SUPPLIED PASSAGE –

------------------------------

The Ribbon Creek incident occurred on the night of April 8, 1956, when Staff Sergeant Matthew McKeon, a junior drill instructor at the Marine Corps Recruit Depot Parris Island, South Carolina, marched his assigned platoon into Ribbon Creek, a swampy tidal creek. The incident resulted in the deaths of six United States Marine Corps recruits. McKeon was found guilty of possession and use of alcoholic beverage.
The event[edit | edit source]
On April 8, 1956, at 12 A.M., Staff Sergeant Matthew McKeon, a combat veteran of World War II and the Korean War, led Platoon 71, his assigned platoon of 74 recruits, on an extra exercise to Ribbon Creek while intoxicated. McKeon led the platoon toward a swampy tidal creek on Parris Island, near the eponymous Marine Corps recruit depot. Upon arriving 45 minutes later, McKeon jumped into the creek and ordered the platoon to follow. From that point forward, the platoon marched along the creek bed and into deep water. Some of the men could not swim, however, and six drowned during the incident.
Investigation[edit | edit source]
McKeon was brought to a court of inquiry directly on the following day. At first, he was classified mentally and "emotionally stable" and "a mature, stable appearing career Marine." Later, the court recognized that the detailed directives regarding and prohibiting certain Marine training methods were "correct and adequate," and that McKeon had launched an unnecessary and unauthorized disciplinary action. It was revealed that McKeon had consumed a few alcoholic beverages the afternoon before the evening of the march but was determined that he was no longer drunk as he led the recruits into the water. It was recommended that McKeon be court-martialled. Although McKeon himself claimed he held a minor degree of guilt, he admitted to being only "part of the system," and argued that the supervision regarding basic training should be restructured.

------------------------------

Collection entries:
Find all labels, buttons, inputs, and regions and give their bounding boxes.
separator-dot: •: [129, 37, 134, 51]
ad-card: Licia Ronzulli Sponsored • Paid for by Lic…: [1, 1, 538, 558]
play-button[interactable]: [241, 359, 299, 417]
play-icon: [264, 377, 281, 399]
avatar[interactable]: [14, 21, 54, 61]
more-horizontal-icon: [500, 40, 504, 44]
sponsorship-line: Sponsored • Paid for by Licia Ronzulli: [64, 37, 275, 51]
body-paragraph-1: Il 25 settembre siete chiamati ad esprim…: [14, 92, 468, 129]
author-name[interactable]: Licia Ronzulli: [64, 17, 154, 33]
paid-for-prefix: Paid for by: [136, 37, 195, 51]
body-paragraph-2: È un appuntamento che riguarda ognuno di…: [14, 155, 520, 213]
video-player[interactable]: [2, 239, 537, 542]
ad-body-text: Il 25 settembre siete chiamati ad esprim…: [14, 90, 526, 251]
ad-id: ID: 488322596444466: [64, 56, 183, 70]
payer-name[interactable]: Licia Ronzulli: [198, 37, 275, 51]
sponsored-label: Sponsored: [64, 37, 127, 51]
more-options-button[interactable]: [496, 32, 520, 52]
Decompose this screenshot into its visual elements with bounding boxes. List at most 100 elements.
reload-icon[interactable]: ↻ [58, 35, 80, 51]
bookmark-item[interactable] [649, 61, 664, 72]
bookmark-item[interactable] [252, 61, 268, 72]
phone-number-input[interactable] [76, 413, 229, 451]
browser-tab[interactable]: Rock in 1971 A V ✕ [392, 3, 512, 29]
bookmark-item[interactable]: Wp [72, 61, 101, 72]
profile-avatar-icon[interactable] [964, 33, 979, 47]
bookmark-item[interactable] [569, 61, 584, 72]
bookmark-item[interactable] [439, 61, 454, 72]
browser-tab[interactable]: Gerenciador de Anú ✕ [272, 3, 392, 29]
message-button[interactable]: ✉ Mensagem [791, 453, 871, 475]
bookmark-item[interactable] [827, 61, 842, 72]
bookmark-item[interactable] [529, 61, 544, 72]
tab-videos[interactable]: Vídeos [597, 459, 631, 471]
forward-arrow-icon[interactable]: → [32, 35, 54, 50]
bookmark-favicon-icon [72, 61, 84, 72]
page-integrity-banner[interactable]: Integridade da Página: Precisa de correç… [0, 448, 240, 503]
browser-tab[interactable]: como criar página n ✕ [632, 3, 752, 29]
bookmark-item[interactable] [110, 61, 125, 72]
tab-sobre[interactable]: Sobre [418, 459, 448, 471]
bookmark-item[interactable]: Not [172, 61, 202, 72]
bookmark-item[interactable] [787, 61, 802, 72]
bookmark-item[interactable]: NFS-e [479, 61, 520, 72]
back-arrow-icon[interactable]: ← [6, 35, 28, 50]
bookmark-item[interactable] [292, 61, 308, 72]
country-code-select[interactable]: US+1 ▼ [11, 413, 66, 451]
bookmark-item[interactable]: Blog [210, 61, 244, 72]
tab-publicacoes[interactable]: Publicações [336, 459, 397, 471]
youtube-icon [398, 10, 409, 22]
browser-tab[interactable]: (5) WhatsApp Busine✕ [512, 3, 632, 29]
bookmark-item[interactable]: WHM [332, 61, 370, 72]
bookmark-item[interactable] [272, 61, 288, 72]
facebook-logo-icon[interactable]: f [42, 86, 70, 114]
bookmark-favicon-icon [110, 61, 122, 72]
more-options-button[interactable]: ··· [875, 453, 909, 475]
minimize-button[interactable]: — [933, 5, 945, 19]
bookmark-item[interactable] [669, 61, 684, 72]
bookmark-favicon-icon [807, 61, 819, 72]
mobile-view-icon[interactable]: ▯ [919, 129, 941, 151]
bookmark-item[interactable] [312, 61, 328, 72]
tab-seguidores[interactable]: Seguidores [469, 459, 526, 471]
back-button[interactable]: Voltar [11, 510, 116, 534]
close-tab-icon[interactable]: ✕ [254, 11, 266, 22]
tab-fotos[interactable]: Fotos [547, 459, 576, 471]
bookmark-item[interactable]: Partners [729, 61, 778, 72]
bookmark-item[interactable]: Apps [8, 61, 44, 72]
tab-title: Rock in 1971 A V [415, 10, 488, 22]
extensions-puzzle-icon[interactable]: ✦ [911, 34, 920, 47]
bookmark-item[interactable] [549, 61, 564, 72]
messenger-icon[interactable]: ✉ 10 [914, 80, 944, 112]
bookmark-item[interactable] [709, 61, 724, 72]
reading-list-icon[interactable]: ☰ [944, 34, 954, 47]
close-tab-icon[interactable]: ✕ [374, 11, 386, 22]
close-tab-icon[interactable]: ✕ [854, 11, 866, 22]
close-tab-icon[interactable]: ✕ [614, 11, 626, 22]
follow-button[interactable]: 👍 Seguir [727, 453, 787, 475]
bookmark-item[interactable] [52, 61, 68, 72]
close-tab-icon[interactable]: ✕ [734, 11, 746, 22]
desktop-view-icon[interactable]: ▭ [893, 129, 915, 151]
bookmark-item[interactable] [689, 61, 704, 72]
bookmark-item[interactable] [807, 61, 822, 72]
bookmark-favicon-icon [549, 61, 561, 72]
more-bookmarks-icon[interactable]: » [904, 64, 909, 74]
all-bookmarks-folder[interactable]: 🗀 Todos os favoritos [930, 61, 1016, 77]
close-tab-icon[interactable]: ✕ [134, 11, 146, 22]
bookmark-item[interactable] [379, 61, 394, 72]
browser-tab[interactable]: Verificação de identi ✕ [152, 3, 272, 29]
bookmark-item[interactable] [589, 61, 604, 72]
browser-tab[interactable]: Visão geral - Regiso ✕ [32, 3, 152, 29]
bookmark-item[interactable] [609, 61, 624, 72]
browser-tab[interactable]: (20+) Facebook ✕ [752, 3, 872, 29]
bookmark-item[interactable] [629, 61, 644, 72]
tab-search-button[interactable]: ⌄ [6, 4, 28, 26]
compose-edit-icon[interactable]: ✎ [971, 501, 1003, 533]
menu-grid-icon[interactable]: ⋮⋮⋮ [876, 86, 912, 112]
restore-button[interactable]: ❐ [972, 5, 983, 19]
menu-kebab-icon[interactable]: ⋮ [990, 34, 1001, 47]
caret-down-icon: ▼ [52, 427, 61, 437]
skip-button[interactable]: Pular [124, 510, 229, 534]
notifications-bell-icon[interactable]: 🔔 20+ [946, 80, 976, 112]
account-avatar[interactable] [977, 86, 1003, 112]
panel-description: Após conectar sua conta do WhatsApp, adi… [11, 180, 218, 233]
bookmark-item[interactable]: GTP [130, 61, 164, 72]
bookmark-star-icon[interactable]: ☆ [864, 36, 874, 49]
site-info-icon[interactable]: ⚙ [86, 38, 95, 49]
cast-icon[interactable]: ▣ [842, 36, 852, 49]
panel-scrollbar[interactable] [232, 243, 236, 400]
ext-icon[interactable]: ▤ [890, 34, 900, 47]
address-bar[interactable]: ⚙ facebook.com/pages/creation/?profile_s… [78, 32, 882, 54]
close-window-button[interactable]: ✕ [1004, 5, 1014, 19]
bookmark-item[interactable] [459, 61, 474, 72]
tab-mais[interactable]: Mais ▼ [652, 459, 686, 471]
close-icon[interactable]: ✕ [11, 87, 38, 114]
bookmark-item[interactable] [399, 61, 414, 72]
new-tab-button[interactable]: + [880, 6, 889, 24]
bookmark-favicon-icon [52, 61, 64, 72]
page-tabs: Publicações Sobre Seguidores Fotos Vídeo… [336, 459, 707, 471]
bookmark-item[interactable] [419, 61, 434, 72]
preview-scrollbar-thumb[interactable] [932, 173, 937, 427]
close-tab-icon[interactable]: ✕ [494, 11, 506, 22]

------------------------------

Using the Ribbon Creek account, decide whether each statement agrees with it, answering yes or no and quoting the words that settle it: (a) McKeon's platoon had 74 recruits. (b) McKeon faced a court of inquiry a week after the march. (c) The court judged the directives on Marine training methods to be inadequate.

(a) Yes: "his assigned platoon of 74 recruits"
(b) No: "McKeon was brought to a court of inquiry directly on the following day."
(c) No: "the detailed directives regarding and prohibiting certain Marine training methods were "correct and adequate""